## Objective
Return each line of the records with nothing changed, pictures excepted.

- - -

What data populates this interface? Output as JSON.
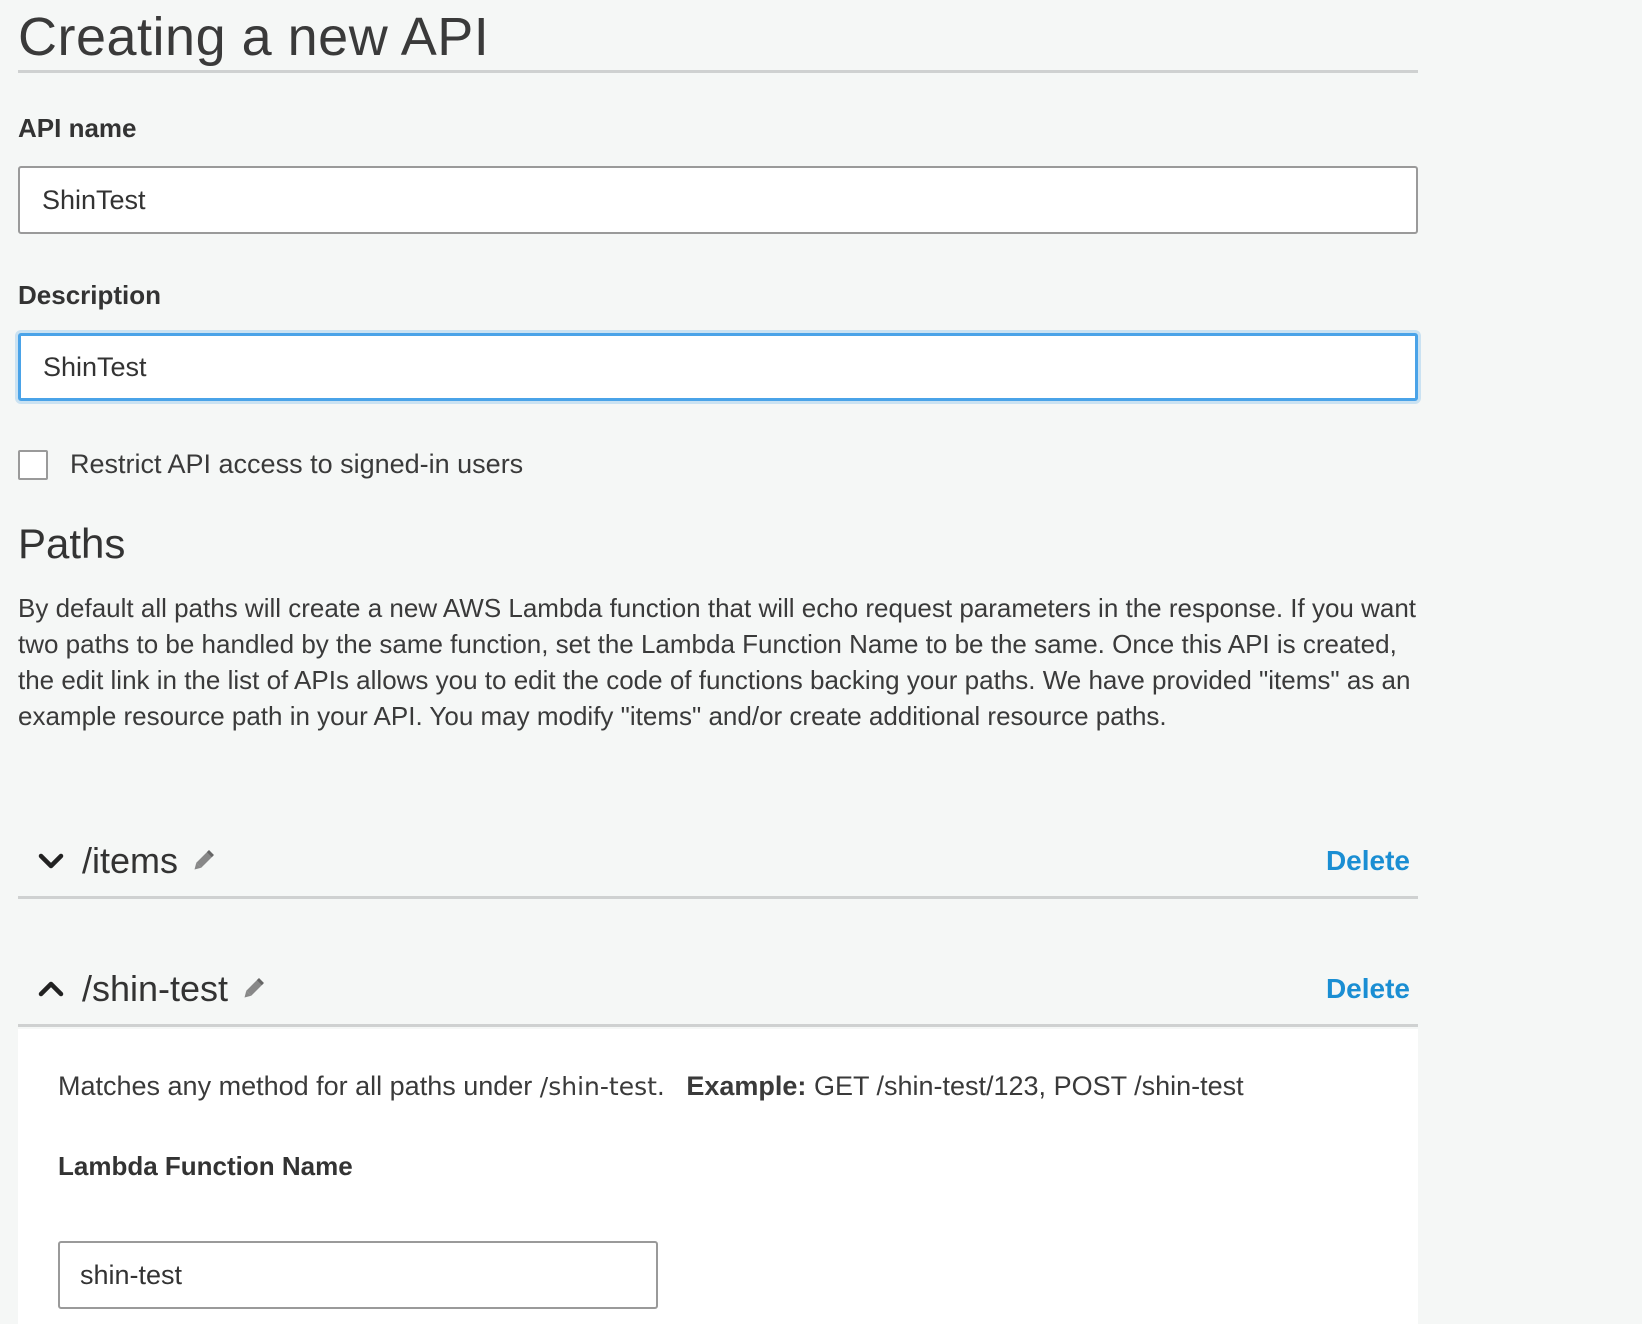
{
  "page": {
    "title": "Creating a new API"
  },
  "form": {
    "api_name_label": "API name",
    "api_name_value": "ShinTest",
    "description_label": "Description",
    "description_value": "ShinTest",
    "restrict_label": "Restrict API access to signed-in users",
    "restrict_checked": false
  },
  "paths_section": {
    "title": "Paths",
    "description": "By default all paths will create a new AWS Lambda function that will echo request parameters in the response. If you want two paths to be handled by the same function, set the Lambda Function Name to be the same. Once this API is created, the edit link in the list of APIs allows you to edit the code of functions backing your paths. We have provided \"items\" as an example resource path in your API. You may modify \"items\" and/or create additional resource paths."
  },
  "paths": [
    {
      "name": "/items",
      "expanded": false,
      "chevron_icon": "chevron-down-icon",
      "edit_icon": "pencil-icon",
      "delete_label": "Delete"
    },
    {
      "name": "/shin-test",
      "expanded": true,
      "chevron_icon": "chevron-up-icon",
      "edit_icon": "pencil-icon",
      "delete_label": "Delete",
      "match_prefix": "Matches any method for all paths under",
      "match_path": "/shin-test.",
      "example_label": "Example:",
      "example_value": "GET /shin-test/123, POST /shin-test",
      "lambda_label": "Lambda Function Name",
      "lambda_value": "shin-test"
    }
  ],
  "colors": {
    "background": "#f5f7f6",
    "link": "#1a8ed3",
    "focus_border": "#4aa3e8",
    "rule": "#cfd1d1"
  }
}
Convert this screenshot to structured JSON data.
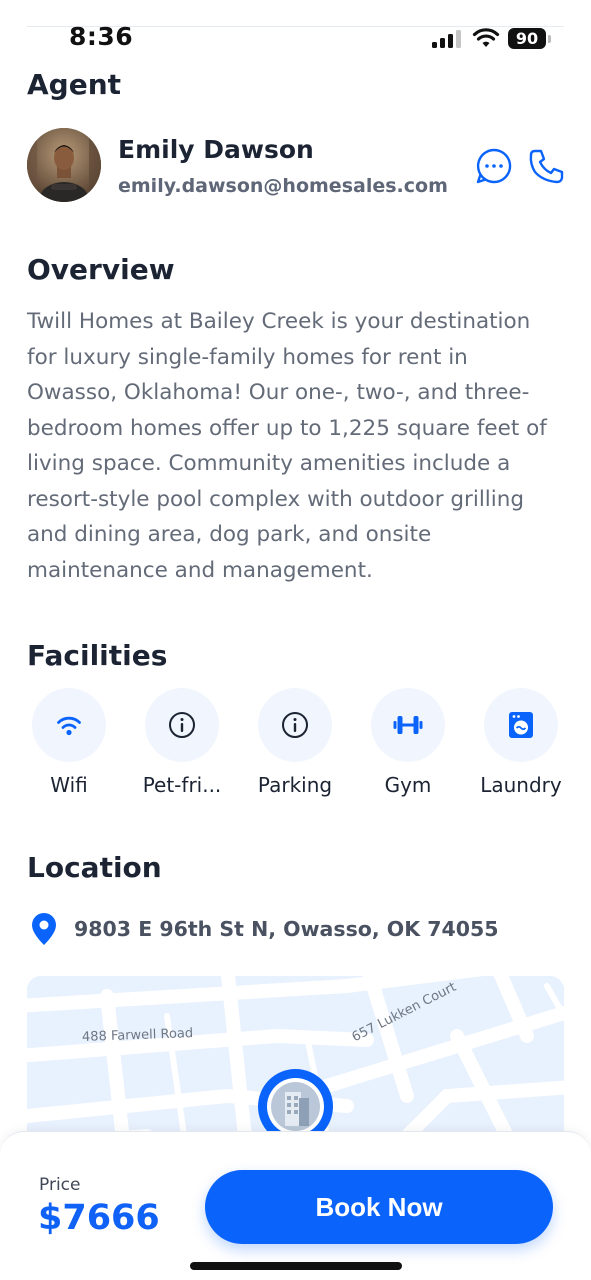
{
  "status_bar": {
    "time": "8:36",
    "battery": "90"
  },
  "agent": {
    "section_title": "Agent",
    "name": "Emily Dawson",
    "email": "emily.dawson@homesales.com"
  },
  "overview": {
    "section_title": "Overview",
    "text": "Twill Homes at Bailey Creek is your destination for luxury single-family homes for rent in Owasso, Oklahoma! Our one-, two-, and three-bedroom homes offer up to 1,225 square feet of living space. Community amenities include a resort-style pool complex with outdoor grilling and dining area, dog park, and onsite maintenance and management."
  },
  "facilities": {
    "section_title": "Facilities",
    "items": [
      {
        "label": "Wifi",
        "icon": "wifi-icon"
      },
      {
        "label": "Pet-fri...",
        "icon": "info-icon"
      },
      {
        "label": "Parking",
        "icon": "info-icon"
      },
      {
        "label": "Gym",
        "icon": "dumbbell-icon"
      },
      {
        "label": "Laundry",
        "icon": "washing-machine-icon"
      }
    ]
  },
  "location": {
    "section_title": "Location",
    "address": "9803 E 96th St N, Owasso, OK 74055",
    "map_labels": {
      "road1": "488 Farwell Road",
      "road2": "657 Lukken Court"
    }
  },
  "booking": {
    "price_label": "Price",
    "price_value": "$7666",
    "book_label": "Book Now"
  },
  "colors": {
    "accent": "#0a64fb",
    "heading": "#1c2434",
    "body_text": "#646b78",
    "facility_bg": "#f1f5fd"
  }
}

- - -

## Complete response
What data populates this interface? Output as JSON.
{
  "page": {
    "title": "Creating a new API"
  },
  "form": {
    "api_name_label": "API name",
    "api_name_value": "ShinTest",
    "description_label": "Description",
    "description_value": "ShinTest",
    "restrict_label": "Restrict API access to signed-in users",
    "restrict_checked": false
  },
  "paths_section": {
    "title": "Paths",
    "description": "By default all paths will create a new AWS Lambda function that will echo request parameters in the response. If you want two paths to be handled by the same function, set the Lambda Function Name to be the same. Once this API is created, the edit link in the list of APIs allows you to edit the code of functions backing your paths. We have provided \"items\" as an example resource path in your API. You may modify \"items\" and/or create additional resource paths."
  },
  "paths": [
    {
      "name": "/items",
      "expanded": false,
      "chevron_icon": "chevron-down-icon",
      "edit_icon": "pencil-icon",
      "delete_label": "Delete"
    },
    {
      "name": "/shin-test",
      "expanded": true,
      "chevron_icon": "chevron-up-icon",
      "edit_icon": "pencil-icon",
      "delete_label": "Delete",
      "match_prefix": "Matches any method for all paths under",
      "match_path": "/shin-test.",
      "example_label": "Example:",
      "example_value": "GET /shin-test/123, POST /shin-test",
      "lambda_label": "Lambda Function Name",
      "lambda_value": "shin-test"
    }
  ],
  "colors": {
    "background": "#f5f7f6",
    "link": "#1a8ed3",
    "focus_border": "#4aa3e8",
    "rule": "#cfd1d1"
  }
}
Convert this screenshot to structured JSON data.
{
  "status_bar": {
    "time": "8:36",
    "battery": "90"
  },
  "agent": {
    "section_title": "Agent",
    "name": "Emily Dawson",
    "email": "emily.dawson@homesales.com"
  },
  "overview": {
    "section_title": "Overview",
    "text": "Twill Homes at Bailey Creek is your destination for luxury single-family homes for rent in Owasso, Oklahoma! Our one-, two-, and three-bedroom homes offer up to 1,225 square feet of living space. Community amenities include a resort-style pool complex with outdoor grilling and dining area, dog park, and onsite maintenance and management."
  },
  "facilities": {
    "section_title": "Facilities",
    "items": [
      {
        "label": "Wifi",
        "icon": "wifi-icon"
      },
      {
        "label": "Pet-fri...",
        "icon": "info-icon"
      },
      {
        "label": "Parking",
        "icon": "info-icon"
      },
      {
        "label": "Gym",
        "icon": "dumbbell-icon"
      },
      {
        "label": "Laundry",
        "icon": "washing-machine-icon"
      }
    ]
  },
  "location": {
    "section_title": "Location",
    "address": "9803 E 96th St N, Owasso, OK 74055",
    "map_labels": {
      "road1": "488 Farwell Road",
      "road2": "657 Lukken Court"
    }
  },
  "booking": {
    "price_label": "Price",
    "price_value": "$7666",
    "book_label": "Book Now"
  },
  "colors": {
    "accent": "#0a64fb",
    "heading": "#1c2434",
    "body_text": "#646b78",
    "facility_bg": "#f1f5fd"
  }
}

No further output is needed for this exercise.